• Task directions
Report each line of the data that has "поверхности" somewhere in it.

++++++

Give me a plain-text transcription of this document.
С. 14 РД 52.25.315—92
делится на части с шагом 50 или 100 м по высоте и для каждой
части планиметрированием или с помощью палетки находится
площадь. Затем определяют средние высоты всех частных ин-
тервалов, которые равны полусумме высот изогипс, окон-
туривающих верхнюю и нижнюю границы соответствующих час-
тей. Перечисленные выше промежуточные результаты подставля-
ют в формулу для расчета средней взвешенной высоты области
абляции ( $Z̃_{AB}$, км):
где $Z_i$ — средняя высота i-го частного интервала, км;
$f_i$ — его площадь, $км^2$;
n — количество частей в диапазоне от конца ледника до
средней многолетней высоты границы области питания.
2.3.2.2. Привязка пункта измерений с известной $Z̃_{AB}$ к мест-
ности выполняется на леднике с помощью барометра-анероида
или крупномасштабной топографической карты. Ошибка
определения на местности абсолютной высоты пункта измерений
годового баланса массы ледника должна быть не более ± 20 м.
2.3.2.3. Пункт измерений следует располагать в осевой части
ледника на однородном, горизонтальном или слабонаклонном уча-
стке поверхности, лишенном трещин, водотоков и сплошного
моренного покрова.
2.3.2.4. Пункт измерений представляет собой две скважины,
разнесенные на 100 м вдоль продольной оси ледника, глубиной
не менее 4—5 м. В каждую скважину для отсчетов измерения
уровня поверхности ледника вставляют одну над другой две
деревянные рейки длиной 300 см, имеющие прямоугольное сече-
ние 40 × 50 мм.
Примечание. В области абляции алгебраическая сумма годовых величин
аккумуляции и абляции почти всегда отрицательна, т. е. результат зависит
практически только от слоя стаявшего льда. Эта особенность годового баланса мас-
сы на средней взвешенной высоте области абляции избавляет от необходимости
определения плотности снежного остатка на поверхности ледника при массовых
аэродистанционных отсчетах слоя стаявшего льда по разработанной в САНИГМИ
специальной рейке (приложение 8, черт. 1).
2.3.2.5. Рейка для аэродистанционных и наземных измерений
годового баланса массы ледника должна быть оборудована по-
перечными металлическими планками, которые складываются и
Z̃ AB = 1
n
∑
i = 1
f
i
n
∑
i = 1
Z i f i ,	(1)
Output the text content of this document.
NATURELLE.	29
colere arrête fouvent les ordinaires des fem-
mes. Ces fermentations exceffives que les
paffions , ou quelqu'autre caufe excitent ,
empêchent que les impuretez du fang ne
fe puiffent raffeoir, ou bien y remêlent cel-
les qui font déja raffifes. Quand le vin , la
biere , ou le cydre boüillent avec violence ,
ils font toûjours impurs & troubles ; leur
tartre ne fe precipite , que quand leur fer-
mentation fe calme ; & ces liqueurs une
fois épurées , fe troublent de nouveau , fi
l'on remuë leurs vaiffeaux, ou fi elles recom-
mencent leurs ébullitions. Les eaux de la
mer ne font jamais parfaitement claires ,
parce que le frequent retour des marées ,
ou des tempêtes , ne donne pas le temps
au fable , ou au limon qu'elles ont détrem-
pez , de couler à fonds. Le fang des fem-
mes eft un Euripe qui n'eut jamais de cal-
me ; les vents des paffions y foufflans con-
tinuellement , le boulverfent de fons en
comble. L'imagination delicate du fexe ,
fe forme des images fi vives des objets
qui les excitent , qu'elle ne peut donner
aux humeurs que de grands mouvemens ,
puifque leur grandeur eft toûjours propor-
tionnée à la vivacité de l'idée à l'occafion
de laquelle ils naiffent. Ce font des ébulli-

++++++

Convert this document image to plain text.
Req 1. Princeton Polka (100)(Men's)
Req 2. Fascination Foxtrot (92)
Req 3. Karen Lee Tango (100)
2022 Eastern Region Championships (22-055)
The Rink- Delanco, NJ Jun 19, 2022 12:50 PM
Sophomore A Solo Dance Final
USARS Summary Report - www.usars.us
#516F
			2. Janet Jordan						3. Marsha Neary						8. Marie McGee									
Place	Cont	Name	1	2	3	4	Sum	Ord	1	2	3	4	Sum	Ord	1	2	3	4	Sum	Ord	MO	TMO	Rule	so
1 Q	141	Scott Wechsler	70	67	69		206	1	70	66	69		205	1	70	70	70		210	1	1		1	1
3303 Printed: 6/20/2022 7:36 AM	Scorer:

++++++

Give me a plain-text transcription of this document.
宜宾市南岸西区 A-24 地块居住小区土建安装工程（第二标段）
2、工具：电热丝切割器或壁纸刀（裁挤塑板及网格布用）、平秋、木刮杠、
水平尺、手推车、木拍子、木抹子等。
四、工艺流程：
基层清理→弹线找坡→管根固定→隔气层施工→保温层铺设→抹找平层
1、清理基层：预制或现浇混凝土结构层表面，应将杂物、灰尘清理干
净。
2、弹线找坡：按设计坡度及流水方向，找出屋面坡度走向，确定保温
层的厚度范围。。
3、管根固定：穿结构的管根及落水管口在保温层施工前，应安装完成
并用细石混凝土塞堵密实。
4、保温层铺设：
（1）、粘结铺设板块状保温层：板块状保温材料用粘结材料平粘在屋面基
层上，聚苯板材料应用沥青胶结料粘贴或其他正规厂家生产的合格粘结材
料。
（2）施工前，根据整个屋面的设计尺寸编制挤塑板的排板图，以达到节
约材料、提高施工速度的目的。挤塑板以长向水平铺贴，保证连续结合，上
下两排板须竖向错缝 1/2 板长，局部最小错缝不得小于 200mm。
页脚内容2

++++++

• Response
стке поверхности, лишенном трещин, водотоков и сплошного
уровня поверхности ледника вставляют одну над другой две
определения плотности снежного остатка на поверхности ледника при массовых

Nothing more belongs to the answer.